■ TO BE DONE: Output every entry exactly, from the first line to the last.

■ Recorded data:
━━━━━━━━━━

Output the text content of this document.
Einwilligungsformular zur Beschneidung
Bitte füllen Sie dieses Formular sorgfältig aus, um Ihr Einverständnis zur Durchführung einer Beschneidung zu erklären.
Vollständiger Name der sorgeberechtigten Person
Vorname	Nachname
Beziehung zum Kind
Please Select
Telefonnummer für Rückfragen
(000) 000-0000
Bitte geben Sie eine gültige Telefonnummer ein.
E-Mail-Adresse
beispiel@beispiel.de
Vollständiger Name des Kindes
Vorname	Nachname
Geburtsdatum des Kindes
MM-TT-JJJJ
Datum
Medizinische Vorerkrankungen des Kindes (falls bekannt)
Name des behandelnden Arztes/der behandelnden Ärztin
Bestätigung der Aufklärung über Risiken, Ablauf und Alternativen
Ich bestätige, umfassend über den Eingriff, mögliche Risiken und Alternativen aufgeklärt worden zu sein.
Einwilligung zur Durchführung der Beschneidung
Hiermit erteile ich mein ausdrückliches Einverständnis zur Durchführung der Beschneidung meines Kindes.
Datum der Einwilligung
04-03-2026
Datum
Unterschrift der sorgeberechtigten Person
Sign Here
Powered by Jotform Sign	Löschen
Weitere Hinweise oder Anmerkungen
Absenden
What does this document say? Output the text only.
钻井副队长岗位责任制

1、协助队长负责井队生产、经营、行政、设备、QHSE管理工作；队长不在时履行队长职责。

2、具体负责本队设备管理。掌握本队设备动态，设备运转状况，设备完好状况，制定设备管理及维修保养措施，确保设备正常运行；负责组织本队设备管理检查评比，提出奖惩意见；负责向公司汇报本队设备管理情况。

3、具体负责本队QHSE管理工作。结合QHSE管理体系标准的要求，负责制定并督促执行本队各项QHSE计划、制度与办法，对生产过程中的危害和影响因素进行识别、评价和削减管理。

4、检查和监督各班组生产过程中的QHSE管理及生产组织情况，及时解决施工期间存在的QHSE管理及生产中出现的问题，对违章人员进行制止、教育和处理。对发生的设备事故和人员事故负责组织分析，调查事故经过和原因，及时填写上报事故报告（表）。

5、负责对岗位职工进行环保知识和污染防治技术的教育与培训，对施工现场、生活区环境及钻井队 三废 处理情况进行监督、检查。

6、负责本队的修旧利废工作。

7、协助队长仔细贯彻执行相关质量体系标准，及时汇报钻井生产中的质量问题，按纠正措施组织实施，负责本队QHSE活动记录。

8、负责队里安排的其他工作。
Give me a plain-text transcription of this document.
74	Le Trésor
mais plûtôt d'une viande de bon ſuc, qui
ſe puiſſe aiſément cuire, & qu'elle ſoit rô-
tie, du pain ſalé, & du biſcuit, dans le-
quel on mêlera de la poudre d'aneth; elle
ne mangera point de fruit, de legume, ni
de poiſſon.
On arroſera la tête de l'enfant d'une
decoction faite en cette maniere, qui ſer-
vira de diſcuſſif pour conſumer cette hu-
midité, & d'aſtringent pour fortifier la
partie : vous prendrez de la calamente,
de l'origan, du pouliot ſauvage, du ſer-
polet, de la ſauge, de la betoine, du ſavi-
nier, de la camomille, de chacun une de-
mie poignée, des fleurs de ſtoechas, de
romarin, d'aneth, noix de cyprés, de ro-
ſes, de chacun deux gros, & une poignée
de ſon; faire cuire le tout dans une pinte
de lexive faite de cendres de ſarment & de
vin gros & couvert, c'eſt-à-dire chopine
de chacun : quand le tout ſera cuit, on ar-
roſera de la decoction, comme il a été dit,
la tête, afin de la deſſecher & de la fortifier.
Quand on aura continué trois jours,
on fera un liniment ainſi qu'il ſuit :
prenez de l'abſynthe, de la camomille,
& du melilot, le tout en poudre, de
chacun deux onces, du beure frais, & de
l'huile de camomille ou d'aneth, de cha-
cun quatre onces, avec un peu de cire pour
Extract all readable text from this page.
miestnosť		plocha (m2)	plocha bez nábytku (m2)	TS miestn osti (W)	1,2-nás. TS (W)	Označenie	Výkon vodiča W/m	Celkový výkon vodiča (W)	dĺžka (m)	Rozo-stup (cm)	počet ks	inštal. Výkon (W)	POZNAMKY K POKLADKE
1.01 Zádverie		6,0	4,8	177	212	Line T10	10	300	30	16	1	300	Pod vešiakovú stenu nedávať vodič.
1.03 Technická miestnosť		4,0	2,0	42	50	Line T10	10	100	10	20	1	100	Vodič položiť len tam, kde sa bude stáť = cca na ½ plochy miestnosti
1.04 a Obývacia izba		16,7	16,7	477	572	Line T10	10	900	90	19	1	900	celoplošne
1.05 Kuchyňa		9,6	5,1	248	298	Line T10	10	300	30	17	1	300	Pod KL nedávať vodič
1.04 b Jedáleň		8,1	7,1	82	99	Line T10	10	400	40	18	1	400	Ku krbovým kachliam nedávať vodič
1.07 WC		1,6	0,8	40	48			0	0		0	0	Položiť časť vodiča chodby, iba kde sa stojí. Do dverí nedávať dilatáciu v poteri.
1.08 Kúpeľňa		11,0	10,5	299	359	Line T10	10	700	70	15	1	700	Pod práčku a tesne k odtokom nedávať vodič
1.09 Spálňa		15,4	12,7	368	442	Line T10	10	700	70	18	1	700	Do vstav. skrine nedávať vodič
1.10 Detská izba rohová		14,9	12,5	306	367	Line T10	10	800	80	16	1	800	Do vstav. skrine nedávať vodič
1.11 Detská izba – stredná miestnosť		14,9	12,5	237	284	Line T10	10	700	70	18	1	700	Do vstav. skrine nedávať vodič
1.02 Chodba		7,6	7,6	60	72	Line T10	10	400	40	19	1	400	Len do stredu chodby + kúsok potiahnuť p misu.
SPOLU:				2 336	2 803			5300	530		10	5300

━━━━━━━━━━

■ SOLUTION TO THIS TASK:
Output the text content of this document.
Einwilligungsformular zur Beschneidung
Bitte füllen Sie dieses Formular sorgfältig aus, um Ihr Einverständnis zur Durchführung einer Beschneidung zu erklären.
Vollständiger Name der sorgeberechtigten Person
Vorname	Nachname
Beziehung zum Kind
Please Select
Telefonnummer für Rückfragen
(000) 000-0000
Bitte geben Sie eine gültige Telefonnummer ein.
E-Mail-Adresse
beispiel@beispiel.de
Vollständiger Name des Kindes
Vorname	Nachname
Geburtsdatum des Kindes
MM-TT-JJJJ
Datum
Medizinische Vorerkrankungen des Kindes (falls bekannt)
Name des behandelnden Arztes/der behandelnden Ärztin
Bestätigung der Aufklärung über Risiken, Ablauf und Alternativen
Ich bestätige, umfassend über den Eingriff, mögliche Risiken und Alternativen aufgeklärt worden zu sein.
Einwilligung zur Durchführung der Beschneidung
Hiermit erteile ich mein ausdrückliches Einverständnis zur Durchführung der Beschneidung meines Kindes.
Datum der Einwilligung
04-03-2026
Datum
Unterschrift der sorgeberechtigten Person
Sign Here
Powered by Jotform Sign	Löschen
Weitere Hinweise oder Anmerkungen
Absenden
What does this document say? Output the text only.
钻井副队长岗位责任制

1、协助队长负责井队生产、经营、行政、设备、QHSE管理工作；队长不在时履行队长职责。

2、具体负责本队设备管理。掌握本队设备动态，设备运转状况，设备完好状况，制定设备管理及维修保养措施，确保设备正常运行；负责组织本队设备管理检查评比，提出奖惩意见；负责向公司汇报本队设备管理情况。

3、具体负责本队QHSE管理工作。结合QHSE管理体系标准的要求，负责制定并督促执行本队各项QHSE计划、制度与办法，对生产过程中的危害和影响因素进行识别、评价和削减管理。

4、检查和监督各班组生产过程中的QHSE管理及生产组织情况，及时解决施工期间存在的QHSE管理及生产中出现的问题，对违章人员进行制止、教育和处理。对发生的设备事故和人员事故负责组织分析，调查事故经过和原因，及时填写上报事故报告（表）。

5、负责对岗位职工进行环保知识和污染防治技术的教育与培训，对施工现场、生活区环境及钻井队 三废 处理情况进行监督、检查。

6、负责本队的修旧利废工作。

7、协助队长仔细贯彻执行相关质量体系标准，及时汇报钻井生产中的质量问题，按纠正措施组织实施，负责本队QHSE活动记录。

8、负责队里安排的其他工作。
Give me a plain-text transcription of this document.
74	Le Trésor
mais plûtôt d'une viande de bon ſuc, qui
ſe puiſſe aiſément cuire, & qu'elle ſoit rô-
tie, du pain ſalé, & du biſcuit, dans le-
quel on mêlera de la poudre d'aneth; elle
ne mangera point de fruit, de legume, ni
de poiſſon.
On arroſera la tête de l'enfant d'une
decoction faite en cette maniere, qui ſer-
vira de diſcuſſif pour conſumer cette hu-
midité, & d'aſtringent pour fortifier la
partie : vous prendrez de la calamente,
de l'origan, du pouliot ſauvage, du ſer-
polet, de la ſauge, de la betoine, du ſavi-
nier, de la camomille, de chacun une de-
mie poignée, des fleurs de ſtoechas, de
romarin, d'aneth, noix de cyprés, de ro-
ſes, de chacun deux gros, & une poignée
de ſon; faire cuire le tout dans une pinte
de lexive faite de cendres de ſarment & de
vin gros & couvert, c'eſt-à-dire chopine
de chacun : quand le tout ſera cuit, on ar-
roſera de la decoction, comme il a été dit,
la tête, afin de la deſſecher & de la fortifier.
Quand on aura continué trois jours,
on fera un liniment ainſi qu'il ſuit :
prenez de l'abſynthe, de la camomille,
& du melilot, le tout en poudre, de
chacun deux onces, du beure frais, & de
l'huile de camomille ou d'aneth, de cha-
cun quatre onces, avec un peu de cire pour
Extract all readable text from this page.
miestnosť		plocha (m2)	plocha bez nábytku (m2)	TS miestn osti (W)	1,2-nás. TS (W)	Označenie	Výkon vodiča W/m	Celkový výkon vodiča (W)	dĺžka (m)	Rozo-stup (cm)	počet ks	inštal. Výkon (W)	POZNAMKY K POKLADKE
1.01 Zádverie		6,0	4,8	177	212	Line T10	10	300	30	16	1	300	Pod vešiakovú stenu nedávať vodič.
1.03 Technická miestnosť		4,0	2,0	42	50	Line T10	10	100	10	20	1	100	Vodič položiť len tam, kde sa bude stáť = cca na ½ plochy miestnosti
1.04 a Obývacia izba		16,7	16,7	477	572	Line T10	10	900	90	19	1	900	celoplošne
1.05 Kuchyňa		9,6	5,1	248	298	Line T10	10	300	30	17	1	300	Pod KL nedávať vodič
1.04 b Jedáleň		8,1	7,1	82	99	Line T10	10	400	40	18	1	400	Ku krbovým kachliam nedávať vodič
1.07 WC		1,6	0,8	40	48			0	0		0	0	Položiť časť vodiča chodby, iba kde sa stojí. Do dverí nedávať dilatáciu v poteri.
1.08 Kúpeľňa		11,0	10,5	299	359	Line T10	10	700	70	15	1	700	Pod práčku a tesne k odtokom nedávať vodič
1.09 Spálňa		15,4	12,7	368	442	Line T10	10	700	70	18	1	700	Do vstav. skrine nedávať vodič
1.10 Detská izba rohová		14,9	12,5	306	367	Line T10	10	800	80	16	1	800	Do vstav. skrine nedávať vodič
1.11 Detská izba – stredná miestnosť		14,9	12,5	237	284	Line T10	10	700	70	18	1	700	Do vstav. skrine nedávať vodič
1.02 Chodba		7,6	7,6	60	72	Line T10	10	400	40	19	1	400	Len do stredu chodby + kúsok potiahnuť p misu.
SPOLU:				2 336	2 803			5300	530		10	5300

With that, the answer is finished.